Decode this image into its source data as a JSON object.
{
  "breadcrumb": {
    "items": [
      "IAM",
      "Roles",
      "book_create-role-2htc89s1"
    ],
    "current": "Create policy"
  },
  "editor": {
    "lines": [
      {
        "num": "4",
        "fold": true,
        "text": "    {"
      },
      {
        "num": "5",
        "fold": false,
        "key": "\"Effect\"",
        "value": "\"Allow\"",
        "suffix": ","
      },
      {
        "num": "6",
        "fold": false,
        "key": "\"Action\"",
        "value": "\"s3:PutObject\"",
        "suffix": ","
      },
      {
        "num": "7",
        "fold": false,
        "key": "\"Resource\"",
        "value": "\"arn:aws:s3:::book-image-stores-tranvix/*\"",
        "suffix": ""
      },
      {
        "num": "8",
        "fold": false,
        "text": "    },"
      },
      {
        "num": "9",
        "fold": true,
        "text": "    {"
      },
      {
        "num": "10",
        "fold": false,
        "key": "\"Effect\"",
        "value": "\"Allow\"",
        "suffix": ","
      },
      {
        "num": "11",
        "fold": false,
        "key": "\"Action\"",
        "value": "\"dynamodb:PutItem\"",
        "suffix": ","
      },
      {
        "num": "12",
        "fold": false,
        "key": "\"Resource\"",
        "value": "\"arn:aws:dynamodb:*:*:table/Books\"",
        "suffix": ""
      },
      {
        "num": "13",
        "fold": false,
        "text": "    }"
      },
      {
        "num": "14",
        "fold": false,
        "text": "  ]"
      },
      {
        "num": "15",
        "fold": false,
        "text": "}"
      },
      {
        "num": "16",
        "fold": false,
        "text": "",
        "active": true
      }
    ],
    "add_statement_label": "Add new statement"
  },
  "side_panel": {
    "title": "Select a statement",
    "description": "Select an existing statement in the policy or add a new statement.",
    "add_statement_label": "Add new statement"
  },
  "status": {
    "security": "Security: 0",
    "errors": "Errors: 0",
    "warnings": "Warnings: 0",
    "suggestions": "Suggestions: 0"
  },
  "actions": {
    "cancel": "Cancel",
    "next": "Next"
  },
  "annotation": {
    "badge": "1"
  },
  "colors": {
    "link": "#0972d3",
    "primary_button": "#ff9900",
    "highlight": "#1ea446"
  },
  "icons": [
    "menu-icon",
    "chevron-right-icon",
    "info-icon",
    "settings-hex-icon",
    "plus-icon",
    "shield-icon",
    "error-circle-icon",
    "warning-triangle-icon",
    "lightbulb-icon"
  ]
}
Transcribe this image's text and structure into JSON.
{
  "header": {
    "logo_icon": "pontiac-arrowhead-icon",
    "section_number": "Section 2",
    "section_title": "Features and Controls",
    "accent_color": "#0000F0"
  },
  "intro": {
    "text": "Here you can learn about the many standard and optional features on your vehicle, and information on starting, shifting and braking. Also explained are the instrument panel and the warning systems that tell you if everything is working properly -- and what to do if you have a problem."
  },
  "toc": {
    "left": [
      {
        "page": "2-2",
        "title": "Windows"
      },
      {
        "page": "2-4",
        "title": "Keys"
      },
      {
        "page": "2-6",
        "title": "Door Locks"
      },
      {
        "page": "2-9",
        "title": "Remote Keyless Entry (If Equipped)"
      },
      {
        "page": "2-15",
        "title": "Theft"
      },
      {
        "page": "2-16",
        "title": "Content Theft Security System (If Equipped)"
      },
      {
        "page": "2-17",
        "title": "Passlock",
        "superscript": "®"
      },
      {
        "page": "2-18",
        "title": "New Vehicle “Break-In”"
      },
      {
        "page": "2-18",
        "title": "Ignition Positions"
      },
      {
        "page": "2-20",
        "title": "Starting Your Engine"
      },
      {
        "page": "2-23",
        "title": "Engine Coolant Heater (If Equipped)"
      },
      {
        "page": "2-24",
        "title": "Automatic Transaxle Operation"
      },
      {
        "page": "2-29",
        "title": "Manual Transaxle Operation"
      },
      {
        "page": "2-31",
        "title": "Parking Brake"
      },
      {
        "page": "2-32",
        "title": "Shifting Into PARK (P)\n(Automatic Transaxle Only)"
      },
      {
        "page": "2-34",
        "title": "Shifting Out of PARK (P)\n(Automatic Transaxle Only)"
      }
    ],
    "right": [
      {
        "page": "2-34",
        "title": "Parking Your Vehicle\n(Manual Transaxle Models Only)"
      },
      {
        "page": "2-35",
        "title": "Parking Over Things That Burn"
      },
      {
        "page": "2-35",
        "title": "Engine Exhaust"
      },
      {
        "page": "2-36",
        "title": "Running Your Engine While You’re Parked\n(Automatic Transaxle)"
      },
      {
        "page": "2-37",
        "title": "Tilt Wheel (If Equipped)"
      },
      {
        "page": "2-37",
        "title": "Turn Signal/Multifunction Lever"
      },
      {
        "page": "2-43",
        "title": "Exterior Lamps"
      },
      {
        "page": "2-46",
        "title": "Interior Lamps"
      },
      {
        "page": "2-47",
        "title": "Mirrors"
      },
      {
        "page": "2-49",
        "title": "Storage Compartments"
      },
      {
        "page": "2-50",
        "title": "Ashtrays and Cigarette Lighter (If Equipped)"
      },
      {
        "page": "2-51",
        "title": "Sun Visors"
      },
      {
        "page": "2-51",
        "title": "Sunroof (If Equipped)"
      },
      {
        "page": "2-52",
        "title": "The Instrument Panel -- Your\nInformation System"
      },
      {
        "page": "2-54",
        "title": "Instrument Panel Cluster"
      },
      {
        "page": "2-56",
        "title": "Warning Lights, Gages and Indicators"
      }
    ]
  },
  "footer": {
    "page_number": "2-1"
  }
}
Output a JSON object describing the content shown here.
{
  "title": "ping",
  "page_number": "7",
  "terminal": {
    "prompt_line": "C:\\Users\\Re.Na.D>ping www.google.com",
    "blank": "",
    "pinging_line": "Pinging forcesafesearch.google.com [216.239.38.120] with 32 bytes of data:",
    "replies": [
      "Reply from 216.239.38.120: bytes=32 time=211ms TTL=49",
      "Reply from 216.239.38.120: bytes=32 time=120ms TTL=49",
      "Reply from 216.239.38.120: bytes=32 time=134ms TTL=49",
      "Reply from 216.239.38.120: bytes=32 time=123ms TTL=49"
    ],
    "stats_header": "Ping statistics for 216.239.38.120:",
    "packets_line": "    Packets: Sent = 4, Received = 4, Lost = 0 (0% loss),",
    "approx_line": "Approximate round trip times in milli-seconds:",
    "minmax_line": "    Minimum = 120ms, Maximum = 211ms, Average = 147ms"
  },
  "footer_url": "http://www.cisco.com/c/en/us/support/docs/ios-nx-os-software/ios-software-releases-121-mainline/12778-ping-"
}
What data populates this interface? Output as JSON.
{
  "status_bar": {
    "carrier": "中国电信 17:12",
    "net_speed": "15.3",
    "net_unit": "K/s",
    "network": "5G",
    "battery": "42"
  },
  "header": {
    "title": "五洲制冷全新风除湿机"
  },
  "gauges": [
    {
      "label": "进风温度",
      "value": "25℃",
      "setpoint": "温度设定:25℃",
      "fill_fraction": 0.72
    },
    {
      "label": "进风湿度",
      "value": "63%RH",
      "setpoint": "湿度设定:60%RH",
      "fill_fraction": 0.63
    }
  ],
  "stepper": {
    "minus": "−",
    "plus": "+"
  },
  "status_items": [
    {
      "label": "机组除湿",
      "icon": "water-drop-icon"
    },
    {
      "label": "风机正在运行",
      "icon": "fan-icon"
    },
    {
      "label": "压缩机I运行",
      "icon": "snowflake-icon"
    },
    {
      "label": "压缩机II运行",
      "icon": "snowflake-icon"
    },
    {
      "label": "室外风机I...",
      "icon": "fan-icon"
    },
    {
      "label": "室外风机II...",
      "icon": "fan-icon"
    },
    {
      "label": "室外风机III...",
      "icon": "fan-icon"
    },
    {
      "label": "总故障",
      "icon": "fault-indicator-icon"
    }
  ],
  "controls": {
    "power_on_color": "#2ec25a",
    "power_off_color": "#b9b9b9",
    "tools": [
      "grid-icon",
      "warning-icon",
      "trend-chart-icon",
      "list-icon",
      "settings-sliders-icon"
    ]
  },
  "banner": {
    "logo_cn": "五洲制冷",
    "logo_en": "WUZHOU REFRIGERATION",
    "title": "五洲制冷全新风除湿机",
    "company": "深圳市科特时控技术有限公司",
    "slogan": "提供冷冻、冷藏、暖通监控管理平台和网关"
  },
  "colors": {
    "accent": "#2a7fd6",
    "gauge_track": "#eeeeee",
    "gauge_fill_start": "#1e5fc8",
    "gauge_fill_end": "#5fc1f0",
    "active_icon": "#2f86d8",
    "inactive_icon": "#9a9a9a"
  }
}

--- DIRECTION ---
Tally the lines of the records holding the word "Output", then state only the tally.

--- COMPLETE RESPONSE ---
2